Dataset records
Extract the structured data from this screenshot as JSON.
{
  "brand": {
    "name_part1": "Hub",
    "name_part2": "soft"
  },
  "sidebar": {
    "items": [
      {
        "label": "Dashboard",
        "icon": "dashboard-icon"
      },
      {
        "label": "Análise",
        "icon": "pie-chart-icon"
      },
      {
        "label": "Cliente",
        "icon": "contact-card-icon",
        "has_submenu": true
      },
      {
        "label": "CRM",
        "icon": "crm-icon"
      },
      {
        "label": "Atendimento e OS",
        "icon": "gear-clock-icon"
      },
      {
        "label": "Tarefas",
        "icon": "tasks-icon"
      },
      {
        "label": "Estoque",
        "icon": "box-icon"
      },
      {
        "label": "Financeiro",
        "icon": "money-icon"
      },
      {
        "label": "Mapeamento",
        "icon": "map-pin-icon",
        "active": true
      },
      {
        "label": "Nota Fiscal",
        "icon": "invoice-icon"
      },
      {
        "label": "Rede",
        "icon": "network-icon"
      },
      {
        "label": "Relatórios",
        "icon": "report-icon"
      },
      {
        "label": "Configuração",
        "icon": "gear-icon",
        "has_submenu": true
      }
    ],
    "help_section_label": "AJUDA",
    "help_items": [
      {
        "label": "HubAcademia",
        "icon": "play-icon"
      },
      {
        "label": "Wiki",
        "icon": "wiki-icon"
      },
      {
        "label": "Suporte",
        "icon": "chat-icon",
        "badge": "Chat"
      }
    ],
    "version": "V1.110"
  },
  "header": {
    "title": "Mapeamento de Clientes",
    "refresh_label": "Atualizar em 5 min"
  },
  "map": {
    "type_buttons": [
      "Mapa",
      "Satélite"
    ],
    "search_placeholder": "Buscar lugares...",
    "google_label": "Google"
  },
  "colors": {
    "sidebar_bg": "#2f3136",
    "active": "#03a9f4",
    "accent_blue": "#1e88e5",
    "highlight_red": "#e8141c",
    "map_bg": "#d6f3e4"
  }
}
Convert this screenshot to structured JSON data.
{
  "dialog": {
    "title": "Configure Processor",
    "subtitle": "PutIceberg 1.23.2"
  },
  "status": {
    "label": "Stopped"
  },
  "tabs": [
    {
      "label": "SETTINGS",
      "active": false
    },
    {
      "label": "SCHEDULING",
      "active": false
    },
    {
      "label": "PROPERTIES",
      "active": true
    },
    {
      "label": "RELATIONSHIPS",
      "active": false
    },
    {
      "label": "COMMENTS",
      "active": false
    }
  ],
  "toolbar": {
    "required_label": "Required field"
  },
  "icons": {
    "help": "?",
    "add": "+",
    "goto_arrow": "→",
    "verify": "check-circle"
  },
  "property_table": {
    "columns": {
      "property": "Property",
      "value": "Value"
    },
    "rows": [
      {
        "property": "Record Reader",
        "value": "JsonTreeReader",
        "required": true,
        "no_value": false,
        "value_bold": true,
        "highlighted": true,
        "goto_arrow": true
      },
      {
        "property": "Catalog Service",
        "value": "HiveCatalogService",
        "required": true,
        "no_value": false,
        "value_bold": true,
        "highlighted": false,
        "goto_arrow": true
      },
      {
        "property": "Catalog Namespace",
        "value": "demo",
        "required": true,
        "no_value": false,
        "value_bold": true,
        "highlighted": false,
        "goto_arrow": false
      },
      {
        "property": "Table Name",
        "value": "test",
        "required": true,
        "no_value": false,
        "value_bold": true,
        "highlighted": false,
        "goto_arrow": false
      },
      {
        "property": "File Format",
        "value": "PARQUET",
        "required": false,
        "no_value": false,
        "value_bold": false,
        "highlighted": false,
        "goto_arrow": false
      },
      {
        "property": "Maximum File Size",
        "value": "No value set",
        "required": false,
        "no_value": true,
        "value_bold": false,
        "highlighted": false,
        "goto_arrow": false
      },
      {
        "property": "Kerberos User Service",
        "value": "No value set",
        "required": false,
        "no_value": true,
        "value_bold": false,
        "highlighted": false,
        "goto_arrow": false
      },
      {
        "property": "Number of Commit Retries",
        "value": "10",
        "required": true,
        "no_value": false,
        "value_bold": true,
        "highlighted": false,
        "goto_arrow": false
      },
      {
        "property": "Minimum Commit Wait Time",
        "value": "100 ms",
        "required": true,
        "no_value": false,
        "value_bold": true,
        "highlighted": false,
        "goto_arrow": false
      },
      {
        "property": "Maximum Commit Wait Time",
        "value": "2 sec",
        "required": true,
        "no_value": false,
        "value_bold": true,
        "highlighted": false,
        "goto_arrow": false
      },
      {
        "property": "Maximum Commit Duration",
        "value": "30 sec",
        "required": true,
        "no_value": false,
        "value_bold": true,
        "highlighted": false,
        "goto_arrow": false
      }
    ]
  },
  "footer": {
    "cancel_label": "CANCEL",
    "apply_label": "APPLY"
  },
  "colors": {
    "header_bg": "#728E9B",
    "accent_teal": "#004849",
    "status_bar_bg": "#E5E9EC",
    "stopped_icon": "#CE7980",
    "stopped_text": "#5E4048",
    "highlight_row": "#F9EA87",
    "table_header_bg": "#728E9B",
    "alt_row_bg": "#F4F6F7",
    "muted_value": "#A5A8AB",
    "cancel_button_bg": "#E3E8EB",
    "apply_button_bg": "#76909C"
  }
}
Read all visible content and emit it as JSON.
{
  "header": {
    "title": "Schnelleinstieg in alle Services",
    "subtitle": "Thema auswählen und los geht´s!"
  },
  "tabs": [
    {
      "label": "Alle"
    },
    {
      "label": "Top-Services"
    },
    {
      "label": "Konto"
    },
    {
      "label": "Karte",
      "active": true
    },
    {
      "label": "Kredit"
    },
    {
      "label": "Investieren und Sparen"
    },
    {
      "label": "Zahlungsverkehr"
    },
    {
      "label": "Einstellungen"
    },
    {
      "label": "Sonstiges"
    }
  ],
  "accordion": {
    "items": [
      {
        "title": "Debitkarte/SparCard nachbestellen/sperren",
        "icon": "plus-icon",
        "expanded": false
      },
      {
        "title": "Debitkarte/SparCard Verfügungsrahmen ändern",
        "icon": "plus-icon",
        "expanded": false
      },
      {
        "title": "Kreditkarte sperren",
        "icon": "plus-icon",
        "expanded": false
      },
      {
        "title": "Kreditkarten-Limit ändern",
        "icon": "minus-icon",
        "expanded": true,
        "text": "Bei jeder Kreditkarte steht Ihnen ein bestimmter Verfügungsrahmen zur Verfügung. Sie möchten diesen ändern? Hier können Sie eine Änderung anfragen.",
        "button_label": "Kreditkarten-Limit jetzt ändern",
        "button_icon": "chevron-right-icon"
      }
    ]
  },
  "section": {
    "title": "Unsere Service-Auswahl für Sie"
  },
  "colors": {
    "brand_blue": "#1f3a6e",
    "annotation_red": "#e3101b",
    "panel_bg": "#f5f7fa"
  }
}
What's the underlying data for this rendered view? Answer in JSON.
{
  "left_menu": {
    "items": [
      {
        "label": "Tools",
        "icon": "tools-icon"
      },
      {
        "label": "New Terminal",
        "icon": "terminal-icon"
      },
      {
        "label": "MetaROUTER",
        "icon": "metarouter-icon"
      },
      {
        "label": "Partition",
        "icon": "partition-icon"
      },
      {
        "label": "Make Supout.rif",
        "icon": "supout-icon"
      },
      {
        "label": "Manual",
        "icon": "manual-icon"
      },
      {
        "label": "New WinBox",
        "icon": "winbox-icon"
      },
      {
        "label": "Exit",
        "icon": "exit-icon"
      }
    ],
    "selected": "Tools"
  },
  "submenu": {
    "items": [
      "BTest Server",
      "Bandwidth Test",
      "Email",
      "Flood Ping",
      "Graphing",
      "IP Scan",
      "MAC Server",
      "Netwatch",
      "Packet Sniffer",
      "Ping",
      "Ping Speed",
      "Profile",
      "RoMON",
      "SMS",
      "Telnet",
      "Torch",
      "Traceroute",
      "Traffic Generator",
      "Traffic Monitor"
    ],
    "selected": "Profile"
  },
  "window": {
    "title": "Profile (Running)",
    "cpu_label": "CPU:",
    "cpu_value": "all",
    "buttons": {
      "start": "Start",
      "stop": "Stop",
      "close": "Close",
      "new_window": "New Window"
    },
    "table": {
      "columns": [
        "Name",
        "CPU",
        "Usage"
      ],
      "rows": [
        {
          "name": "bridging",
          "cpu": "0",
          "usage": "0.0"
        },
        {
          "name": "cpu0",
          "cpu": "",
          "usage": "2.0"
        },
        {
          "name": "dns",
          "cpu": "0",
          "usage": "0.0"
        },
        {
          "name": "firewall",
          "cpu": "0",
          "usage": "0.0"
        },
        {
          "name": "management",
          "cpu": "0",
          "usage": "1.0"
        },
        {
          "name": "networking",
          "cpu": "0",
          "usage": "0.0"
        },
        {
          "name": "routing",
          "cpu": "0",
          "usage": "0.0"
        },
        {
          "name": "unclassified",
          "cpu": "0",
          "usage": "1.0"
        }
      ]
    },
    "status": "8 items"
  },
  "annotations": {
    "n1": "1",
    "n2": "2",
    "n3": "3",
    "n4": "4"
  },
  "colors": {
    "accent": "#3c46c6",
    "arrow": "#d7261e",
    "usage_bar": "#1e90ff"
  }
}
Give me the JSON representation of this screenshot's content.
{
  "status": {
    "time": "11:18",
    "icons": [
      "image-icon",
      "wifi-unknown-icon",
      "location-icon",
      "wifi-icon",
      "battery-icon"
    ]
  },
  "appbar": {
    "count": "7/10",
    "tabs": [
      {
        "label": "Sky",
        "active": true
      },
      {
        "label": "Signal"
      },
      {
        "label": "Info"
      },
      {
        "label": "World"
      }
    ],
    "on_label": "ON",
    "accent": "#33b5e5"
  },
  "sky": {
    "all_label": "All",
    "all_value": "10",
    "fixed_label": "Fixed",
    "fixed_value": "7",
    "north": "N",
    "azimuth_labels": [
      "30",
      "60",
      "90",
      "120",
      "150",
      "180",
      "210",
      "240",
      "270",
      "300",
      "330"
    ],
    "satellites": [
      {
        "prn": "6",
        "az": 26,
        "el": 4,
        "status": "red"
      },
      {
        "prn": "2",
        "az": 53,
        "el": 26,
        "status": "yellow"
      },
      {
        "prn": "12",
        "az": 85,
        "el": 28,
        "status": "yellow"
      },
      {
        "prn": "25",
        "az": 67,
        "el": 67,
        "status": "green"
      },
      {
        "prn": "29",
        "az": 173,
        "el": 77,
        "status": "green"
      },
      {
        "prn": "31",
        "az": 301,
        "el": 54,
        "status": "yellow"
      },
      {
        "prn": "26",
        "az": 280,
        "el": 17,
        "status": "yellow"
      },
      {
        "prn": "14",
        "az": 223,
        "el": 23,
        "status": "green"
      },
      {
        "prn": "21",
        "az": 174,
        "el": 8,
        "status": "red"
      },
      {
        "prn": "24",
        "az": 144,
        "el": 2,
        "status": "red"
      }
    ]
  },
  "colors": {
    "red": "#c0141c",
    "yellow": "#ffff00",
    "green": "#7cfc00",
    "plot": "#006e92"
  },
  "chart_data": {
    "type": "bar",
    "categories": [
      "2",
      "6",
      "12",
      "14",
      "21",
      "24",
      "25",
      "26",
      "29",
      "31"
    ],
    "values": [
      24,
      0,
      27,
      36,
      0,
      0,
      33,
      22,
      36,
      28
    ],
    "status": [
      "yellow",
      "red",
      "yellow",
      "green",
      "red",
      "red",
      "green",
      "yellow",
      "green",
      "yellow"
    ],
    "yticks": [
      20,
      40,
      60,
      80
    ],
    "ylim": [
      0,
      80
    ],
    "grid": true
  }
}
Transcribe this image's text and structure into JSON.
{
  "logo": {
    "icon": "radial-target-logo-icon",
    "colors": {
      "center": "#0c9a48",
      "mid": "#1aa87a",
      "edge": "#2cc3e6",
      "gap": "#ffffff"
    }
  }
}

▶ [Task] Count the lines that include the word "Traffic" and state the result as a bare number.

▶ [Answer to the exercise] 2